▸ **SHORT PROBLEM**
Pull every line containing "Stockholms" out of the material below.

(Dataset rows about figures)
********

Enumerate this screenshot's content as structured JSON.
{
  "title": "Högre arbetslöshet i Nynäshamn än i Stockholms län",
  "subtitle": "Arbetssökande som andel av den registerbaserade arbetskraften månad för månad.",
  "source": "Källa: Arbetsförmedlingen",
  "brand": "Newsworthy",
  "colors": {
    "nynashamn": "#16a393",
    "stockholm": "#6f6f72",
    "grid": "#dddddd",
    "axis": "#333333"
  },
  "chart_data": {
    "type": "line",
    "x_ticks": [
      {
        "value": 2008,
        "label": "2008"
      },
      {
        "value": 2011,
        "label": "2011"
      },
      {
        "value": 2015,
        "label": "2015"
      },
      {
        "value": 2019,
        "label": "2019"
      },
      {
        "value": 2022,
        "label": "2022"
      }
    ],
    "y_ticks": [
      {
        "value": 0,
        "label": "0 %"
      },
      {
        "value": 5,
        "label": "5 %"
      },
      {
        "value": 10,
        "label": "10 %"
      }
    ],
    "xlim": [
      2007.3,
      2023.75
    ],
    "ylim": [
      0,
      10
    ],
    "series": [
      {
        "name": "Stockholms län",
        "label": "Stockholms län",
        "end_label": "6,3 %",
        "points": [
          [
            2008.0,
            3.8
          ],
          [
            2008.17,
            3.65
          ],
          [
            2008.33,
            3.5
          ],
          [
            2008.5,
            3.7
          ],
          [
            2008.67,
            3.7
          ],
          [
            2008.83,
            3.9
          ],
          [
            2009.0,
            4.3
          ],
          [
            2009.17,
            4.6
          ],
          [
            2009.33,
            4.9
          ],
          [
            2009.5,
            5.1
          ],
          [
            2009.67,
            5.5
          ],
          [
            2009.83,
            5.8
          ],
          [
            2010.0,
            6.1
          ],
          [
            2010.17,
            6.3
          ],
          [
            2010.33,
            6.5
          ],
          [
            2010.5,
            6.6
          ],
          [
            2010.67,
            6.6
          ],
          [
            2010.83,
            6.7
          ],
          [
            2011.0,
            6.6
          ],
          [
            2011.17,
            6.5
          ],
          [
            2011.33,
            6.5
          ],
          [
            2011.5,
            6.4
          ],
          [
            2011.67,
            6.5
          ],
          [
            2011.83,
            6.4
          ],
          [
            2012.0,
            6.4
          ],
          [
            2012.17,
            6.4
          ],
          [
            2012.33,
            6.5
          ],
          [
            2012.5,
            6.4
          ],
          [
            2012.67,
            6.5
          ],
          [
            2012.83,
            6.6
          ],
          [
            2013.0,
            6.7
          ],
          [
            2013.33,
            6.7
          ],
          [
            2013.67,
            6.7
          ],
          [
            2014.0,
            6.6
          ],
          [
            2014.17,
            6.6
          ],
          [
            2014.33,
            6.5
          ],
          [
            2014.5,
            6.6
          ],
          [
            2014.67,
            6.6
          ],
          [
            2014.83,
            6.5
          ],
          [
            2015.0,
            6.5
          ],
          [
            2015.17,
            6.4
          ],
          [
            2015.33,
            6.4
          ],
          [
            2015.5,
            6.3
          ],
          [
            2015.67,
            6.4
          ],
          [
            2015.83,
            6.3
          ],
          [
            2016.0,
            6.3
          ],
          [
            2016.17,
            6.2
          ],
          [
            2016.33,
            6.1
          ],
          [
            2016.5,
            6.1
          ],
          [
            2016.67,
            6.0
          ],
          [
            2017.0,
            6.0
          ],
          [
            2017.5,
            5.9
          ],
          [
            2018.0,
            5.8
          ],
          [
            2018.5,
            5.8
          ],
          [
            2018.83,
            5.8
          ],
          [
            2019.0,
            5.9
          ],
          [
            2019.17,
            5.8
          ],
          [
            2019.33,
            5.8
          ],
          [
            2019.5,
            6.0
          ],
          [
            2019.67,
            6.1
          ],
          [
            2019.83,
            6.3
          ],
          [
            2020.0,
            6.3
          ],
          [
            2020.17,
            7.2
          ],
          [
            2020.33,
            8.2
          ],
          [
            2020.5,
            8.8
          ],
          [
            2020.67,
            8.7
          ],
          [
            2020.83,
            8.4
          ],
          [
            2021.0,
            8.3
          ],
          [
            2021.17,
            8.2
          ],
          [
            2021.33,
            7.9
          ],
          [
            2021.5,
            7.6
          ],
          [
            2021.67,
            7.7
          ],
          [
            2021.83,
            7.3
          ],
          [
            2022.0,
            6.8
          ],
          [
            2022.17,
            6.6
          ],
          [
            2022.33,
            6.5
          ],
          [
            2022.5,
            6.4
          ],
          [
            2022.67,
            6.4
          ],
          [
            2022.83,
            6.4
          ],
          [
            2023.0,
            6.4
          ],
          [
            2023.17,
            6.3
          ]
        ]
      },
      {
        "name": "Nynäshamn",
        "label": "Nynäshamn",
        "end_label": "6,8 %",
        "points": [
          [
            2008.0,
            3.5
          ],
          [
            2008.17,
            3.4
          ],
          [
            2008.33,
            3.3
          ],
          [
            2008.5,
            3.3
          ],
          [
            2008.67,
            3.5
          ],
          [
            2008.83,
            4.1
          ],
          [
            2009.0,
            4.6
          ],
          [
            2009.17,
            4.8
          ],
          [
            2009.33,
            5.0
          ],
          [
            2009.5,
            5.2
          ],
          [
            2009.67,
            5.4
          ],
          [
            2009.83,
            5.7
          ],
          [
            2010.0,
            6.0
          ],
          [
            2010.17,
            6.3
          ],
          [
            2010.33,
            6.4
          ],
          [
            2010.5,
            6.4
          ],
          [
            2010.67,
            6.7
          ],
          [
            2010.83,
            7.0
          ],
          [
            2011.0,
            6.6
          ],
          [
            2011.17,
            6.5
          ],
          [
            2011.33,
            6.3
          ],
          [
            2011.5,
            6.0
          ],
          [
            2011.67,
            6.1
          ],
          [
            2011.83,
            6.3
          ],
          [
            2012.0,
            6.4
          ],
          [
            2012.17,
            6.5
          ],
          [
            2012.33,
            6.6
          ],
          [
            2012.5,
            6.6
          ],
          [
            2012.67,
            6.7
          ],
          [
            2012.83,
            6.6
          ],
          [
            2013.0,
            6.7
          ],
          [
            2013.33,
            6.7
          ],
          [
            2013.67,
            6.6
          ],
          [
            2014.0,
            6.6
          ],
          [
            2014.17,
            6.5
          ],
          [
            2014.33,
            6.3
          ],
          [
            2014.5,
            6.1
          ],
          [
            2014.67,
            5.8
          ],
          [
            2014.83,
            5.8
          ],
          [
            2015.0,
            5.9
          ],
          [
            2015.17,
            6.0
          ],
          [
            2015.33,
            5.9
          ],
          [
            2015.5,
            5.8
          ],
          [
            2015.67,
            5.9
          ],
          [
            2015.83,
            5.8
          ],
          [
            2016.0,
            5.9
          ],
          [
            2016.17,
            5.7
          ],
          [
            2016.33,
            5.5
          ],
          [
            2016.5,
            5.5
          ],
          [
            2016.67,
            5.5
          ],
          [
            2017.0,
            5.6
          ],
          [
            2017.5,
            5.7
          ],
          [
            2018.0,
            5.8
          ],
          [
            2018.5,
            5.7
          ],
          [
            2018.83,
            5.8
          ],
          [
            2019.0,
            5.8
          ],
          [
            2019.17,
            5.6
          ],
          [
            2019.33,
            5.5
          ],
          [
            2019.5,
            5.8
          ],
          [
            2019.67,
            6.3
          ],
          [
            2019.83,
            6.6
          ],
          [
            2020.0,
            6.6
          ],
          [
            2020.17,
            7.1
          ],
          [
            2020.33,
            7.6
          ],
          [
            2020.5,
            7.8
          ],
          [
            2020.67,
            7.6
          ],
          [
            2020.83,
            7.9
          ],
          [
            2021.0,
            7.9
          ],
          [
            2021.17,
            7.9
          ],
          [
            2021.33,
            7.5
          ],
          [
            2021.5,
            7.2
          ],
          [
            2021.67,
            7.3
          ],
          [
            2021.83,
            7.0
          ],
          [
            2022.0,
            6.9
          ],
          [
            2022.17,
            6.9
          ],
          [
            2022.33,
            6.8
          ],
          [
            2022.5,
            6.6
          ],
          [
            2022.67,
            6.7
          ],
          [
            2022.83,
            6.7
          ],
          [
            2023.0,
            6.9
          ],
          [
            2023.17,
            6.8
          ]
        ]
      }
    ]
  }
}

********

▸ **THE OUTPUT**
  "title": "Högre arbetslöshet i Nynäshamn än i Stockholms län",
        "name": "Stockholms län",
        "label": "Stockholms län",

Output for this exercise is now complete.